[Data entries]
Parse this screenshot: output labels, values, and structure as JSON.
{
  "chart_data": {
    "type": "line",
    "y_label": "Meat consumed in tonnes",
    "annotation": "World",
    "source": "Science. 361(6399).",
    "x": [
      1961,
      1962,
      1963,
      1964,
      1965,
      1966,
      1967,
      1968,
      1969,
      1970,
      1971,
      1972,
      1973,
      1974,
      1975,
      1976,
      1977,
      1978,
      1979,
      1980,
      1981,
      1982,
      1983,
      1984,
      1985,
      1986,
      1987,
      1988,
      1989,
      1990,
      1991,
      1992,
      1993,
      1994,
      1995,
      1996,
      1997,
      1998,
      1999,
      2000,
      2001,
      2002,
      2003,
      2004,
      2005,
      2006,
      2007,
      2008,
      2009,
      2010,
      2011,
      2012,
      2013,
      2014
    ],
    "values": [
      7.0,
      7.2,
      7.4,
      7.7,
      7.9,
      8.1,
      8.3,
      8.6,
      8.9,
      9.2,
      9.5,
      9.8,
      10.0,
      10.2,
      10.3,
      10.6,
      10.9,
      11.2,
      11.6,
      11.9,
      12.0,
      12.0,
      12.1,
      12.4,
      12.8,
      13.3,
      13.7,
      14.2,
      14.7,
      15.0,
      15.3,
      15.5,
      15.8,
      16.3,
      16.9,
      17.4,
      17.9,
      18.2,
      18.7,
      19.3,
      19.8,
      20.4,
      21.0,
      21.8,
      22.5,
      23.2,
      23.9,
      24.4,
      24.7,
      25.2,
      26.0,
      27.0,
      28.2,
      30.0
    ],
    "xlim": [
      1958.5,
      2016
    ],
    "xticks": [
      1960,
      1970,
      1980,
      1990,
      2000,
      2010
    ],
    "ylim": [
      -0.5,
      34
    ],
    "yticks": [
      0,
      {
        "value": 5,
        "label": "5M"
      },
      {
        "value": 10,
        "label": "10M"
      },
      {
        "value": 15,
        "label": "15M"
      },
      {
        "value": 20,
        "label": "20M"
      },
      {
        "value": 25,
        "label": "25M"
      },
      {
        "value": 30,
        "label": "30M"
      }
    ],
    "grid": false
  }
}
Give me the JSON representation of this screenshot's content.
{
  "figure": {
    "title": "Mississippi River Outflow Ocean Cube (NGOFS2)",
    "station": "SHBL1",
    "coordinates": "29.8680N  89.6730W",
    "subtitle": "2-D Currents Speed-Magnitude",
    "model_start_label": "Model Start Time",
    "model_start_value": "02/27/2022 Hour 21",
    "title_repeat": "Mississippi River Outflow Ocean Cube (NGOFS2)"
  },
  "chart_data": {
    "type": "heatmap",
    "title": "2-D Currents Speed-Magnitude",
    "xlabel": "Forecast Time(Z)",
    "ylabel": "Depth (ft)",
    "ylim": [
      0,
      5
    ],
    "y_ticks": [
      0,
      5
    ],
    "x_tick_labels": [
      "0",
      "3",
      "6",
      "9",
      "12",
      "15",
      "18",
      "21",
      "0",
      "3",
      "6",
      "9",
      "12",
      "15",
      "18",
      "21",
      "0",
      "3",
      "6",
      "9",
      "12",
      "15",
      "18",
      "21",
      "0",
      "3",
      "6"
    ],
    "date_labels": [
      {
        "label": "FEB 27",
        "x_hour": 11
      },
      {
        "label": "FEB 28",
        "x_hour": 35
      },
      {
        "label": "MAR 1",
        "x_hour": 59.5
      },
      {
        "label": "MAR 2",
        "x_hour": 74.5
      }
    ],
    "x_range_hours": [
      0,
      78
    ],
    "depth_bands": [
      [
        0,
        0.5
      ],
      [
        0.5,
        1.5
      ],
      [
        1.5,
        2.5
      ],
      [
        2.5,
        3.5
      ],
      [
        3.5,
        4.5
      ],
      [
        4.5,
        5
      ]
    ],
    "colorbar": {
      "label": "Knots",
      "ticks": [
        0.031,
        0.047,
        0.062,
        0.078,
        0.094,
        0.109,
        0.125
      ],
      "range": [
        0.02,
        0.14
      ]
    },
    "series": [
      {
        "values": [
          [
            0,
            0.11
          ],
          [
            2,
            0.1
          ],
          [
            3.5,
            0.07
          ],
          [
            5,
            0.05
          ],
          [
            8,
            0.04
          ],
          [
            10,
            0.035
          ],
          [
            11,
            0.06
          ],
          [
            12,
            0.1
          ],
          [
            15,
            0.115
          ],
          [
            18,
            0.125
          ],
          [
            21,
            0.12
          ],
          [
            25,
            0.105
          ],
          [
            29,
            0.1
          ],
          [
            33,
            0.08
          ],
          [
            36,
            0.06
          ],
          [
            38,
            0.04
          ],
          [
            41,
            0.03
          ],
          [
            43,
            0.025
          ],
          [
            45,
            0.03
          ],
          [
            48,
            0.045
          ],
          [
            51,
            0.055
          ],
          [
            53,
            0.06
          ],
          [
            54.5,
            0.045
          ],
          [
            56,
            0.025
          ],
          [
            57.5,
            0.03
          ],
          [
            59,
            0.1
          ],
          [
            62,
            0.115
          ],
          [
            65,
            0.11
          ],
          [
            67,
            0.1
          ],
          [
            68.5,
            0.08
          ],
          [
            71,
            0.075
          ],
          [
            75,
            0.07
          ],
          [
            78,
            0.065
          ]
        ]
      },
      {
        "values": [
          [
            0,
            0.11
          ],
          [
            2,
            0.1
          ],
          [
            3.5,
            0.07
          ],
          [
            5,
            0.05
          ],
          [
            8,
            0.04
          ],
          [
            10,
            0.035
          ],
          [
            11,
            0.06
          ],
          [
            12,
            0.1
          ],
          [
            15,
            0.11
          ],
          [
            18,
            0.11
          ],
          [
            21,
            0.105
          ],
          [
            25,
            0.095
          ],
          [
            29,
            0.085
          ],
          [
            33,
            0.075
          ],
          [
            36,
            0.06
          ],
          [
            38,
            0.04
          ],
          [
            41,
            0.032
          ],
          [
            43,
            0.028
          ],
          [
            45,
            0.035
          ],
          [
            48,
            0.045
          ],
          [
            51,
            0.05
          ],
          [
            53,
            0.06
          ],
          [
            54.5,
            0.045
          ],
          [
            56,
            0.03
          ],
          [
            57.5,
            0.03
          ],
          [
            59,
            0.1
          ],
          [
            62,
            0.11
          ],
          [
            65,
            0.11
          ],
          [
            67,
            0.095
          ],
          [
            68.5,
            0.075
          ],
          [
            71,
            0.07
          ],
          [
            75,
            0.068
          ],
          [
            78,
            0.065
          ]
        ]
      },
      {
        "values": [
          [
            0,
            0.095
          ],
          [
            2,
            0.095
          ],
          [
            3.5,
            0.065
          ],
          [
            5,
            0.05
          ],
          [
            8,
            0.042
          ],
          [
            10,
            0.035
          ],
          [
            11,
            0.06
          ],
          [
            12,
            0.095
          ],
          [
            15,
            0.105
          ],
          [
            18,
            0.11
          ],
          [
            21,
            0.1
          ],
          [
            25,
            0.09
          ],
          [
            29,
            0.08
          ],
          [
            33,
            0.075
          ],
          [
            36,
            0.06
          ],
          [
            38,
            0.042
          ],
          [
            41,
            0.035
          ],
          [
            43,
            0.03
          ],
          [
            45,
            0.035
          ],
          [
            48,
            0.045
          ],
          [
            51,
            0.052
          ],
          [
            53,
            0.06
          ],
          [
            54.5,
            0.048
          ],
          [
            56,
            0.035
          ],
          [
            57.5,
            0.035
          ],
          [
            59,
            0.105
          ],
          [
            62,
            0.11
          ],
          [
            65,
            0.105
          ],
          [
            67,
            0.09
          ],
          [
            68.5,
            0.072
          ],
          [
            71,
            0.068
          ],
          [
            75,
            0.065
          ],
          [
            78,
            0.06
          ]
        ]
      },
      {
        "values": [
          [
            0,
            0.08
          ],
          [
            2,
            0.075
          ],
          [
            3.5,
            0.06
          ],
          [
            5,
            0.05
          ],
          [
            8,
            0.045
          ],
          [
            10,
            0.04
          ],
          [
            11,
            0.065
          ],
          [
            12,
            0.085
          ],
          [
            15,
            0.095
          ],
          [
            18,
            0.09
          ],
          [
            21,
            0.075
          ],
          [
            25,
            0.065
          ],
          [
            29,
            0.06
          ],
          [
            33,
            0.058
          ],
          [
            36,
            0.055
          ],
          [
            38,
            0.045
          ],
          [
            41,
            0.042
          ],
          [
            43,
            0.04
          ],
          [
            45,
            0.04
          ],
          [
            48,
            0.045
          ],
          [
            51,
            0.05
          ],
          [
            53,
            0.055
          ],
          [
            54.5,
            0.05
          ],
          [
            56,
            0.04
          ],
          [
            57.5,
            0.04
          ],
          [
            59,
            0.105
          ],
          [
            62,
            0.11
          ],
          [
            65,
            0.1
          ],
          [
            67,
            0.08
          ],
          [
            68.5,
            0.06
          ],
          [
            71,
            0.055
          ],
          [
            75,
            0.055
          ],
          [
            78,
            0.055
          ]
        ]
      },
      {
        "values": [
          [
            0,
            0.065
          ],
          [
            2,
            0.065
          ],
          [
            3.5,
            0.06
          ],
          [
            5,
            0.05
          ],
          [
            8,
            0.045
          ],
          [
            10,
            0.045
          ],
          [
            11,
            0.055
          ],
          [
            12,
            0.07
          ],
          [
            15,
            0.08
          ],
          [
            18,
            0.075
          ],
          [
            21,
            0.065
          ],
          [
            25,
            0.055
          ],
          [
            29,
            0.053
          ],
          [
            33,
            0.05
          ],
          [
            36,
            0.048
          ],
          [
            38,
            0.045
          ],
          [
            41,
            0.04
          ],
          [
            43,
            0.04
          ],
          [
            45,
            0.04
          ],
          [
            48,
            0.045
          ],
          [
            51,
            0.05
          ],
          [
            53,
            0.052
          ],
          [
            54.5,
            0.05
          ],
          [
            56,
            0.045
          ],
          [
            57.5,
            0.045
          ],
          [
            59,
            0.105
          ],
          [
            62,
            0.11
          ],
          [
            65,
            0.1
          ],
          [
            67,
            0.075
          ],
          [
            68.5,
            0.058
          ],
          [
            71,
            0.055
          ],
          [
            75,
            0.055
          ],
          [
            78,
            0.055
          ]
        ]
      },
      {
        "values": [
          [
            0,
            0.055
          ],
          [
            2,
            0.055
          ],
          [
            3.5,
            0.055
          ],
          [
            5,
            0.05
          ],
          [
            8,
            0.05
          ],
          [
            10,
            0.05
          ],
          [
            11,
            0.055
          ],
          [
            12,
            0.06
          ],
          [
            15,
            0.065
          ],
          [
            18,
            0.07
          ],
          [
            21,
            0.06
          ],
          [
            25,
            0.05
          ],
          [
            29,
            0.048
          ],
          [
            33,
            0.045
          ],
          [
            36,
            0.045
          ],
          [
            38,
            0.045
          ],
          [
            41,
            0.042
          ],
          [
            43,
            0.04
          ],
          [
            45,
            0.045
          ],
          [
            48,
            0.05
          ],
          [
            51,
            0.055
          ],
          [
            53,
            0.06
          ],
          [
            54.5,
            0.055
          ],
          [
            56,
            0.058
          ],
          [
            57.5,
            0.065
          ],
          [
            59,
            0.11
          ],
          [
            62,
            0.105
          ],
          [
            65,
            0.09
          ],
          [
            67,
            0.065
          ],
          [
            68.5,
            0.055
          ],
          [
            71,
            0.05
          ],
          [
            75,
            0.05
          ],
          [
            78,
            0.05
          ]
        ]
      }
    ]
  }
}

_PROBLEM DETAILS_.
Lines that hold "JSON" are the ones to copy; find all of them.

_EXERCISE OUTPUT_.
Parse this screenshot: output labels, values, and structure as JSON.
Give me the JSON representation of this screenshot's content.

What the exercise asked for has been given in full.